## Objective
Skip the pictures. Transcribe the rest of the data below without changing a word.

** start of Data to use **

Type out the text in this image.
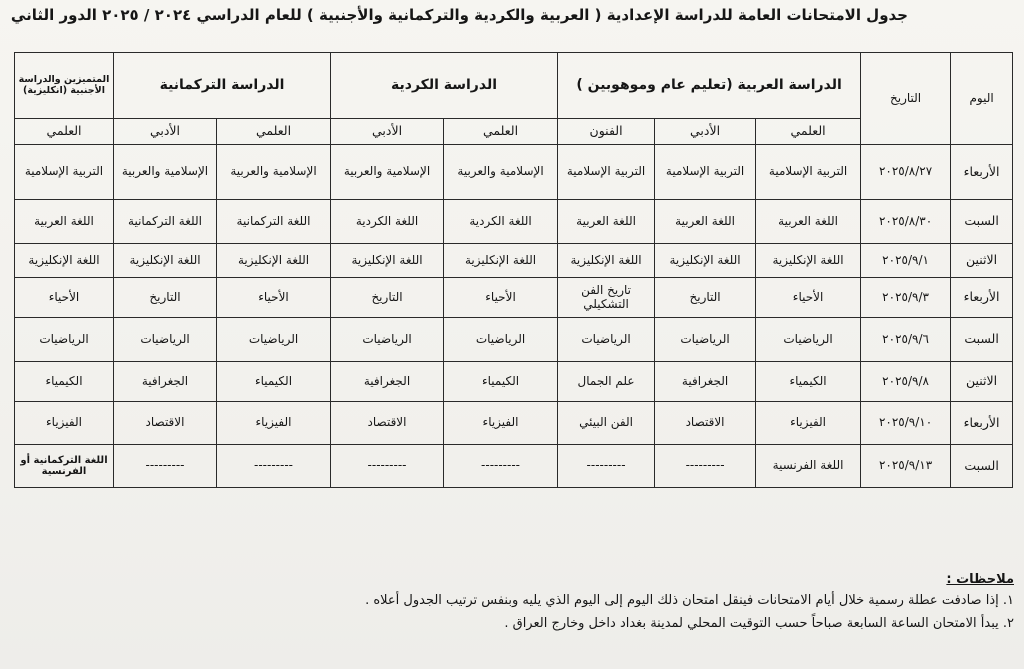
جدول الامتحانات العامة للدراسة الإعدادية ( العربية والكردية والتركمانية والأجنبية ) للعام الدراسي ٢٠٢٤ / ٢٠٢٥ الدور الثاني
اليوم	التاريخ	الدراسة العربية (تعليم عام وموهوبين )			الدراسة الكردية		الدراسة التركمانية		المتميزين والدراسة الأجنبية (انكليزية)
		العلمي	الأدبي	الفنون	العلمي	الأدبي	العلمي	الأدبي	العلمي
الأربعاء	٢٠٢٥/٨/٢٧	التربية الإسلامية	التربية الإسلامية	التربية الإسلامية	الإسلامية والعربية	الإسلامية والعربية	الإسلامية والعربية	الإسلامية والعربية	التربية الإسلامية
السبت	٢٠٢٥/٨/٣٠	اللغة العربية	اللغة العربية	اللغة العربية	اللغة الكردية	اللغة الكردية	اللغة التركمانية	اللغة التركمانية	اللغة العربية
الاثنين	٢٠٢٥/٩/١	اللغة الإنكليزية	اللغة الإنكليزية	اللغة الإنكليزية	اللغة الإنكليزية	اللغة الإنكليزية	اللغة الإنكليزية	اللغة الإنكليزية	اللغة الإنكليزية
الأربعاء	٢٠٢٥/٩/٣	الأحياء	التاريخ	تاريخ الفن التشكيلي	الأحياء	التاريخ	الأحياء	التاريخ	الأحياء
السبت	٢٠٢٥/٩/٦	الرياضيات	الرياضيات	الرياضيات	الرياضيات	الرياضيات	الرياضيات	الرياضيات	الرياضيات
الاثنين	٢٠٢٥/٩/٨	الكيمياء	الجغرافية	علم الجمال	الكيمياء	الجغرافية	الكيمياء	الجغرافية	الكيمياء
الأربعاء	٢٠٢٥/٩/١٠	الفيزياء	الاقتصاد	الفن البيئي	الفيزياء	الاقتصاد	الفيزياء	الاقتصاد	الفيزياء
السبت	٢٠٢٥/٩/١٣	اللغة الفرنسية	---------	---------	---------	---------	---------	---------	اللغة التركمانية أو الفرنسية
ملاحظات :
١. إذا صادفت عطلة رسمية خلال أيام الامتحانات فينقل امتحان ذلك اليوم إلى اليوم الذي يليه وبنفس ترتيب الجدول أعلاه .
٢. يبدأ الامتحان الساعة السابعة صباحاً حسب التوقيت المحلي لمدينة بغداد داخل وخارج العراق .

** end of Data to use **

## Expected answer
Type out the text in this image.
جدول الامتحانات العامة للدراسة الإعدادية ( العربية والكردية والتركمانية والأجنبية ) للعام الدراسي ٢٠٢٤ / ٢٠٢٥ الدور الثاني
اليوم	التاريخ	الدراسة العربية (تعليم عام وموهوبين )			الدراسة الكردية		الدراسة التركمانية		المتميزين والدراسة الأجنبية (انكليزية)
		العلمي	الأدبي	الفنون	العلمي	الأدبي	العلمي	الأدبي	العلمي
الأربعاء	٢٠٢٥/٨/٢٧	التربية الإسلامية	التربية الإسلامية	التربية الإسلامية	الإسلامية والعربية	الإسلامية والعربية	الإسلامية والعربية	الإسلامية والعربية	التربية الإسلامية
السبت	٢٠٢٥/٨/٣٠	اللغة العربية	اللغة العربية	اللغة العربية	اللغة الكردية	اللغة الكردية	اللغة التركمانية	اللغة التركمانية	اللغة العربية
الاثنين	٢٠٢٥/٩/١	اللغة الإنكليزية	اللغة الإنكليزية	اللغة الإنكليزية	اللغة الإنكليزية	اللغة الإنكليزية	اللغة الإنكليزية	اللغة الإنكليزية	اللغة الإنكليزية
الأربعاء	٢٠٢٥/٩/٣	الأحياء	التاريخ	تاريخ الفن التشكيلي	الأحياء	التاريخ	الأحياء	التاريخ	الأحياء
السبت	٢٠٢٥/٩/٦	الرياضيات	الرياضيات	الرياضيات	الرياضيات	الرياضيات	الرياضيات	الرياضيات	الرياضيات
الاثنين	٢٠٢٥/٩/٨	الكيمياء	الجغرافية	علم الجمال	الكيمياء	الجغرافية	الكيمياء	الجغرافية	الكيمياء
الأربعاء	٢٠٢٥/٩/١٠	الفيزياء	الاقتصاد	الفن البيئي	الفيزياء	الاقتصاد	الفيزياء	الاقتصاد	الفيزياء
السبت	٢٠٢٥/٩/١٣	اللغة الفرنسية	---------	---------	---------	---------	---------	---------	اللغة التركمانية أو الفرنسية
ملاحظات :
١. إذا صادفت عطلة رسمية خلال أيام الامتحانات فينقل امتحان ذلك اليوم إلى اليوم الذي يليه وبنفس ترتيب الجدول أعلاه .
٢. يبدأ الامتحان الساعة السابعة صباحاً حسب التوقيت المحلي لمدينة بغداد داخل وخارج العراق .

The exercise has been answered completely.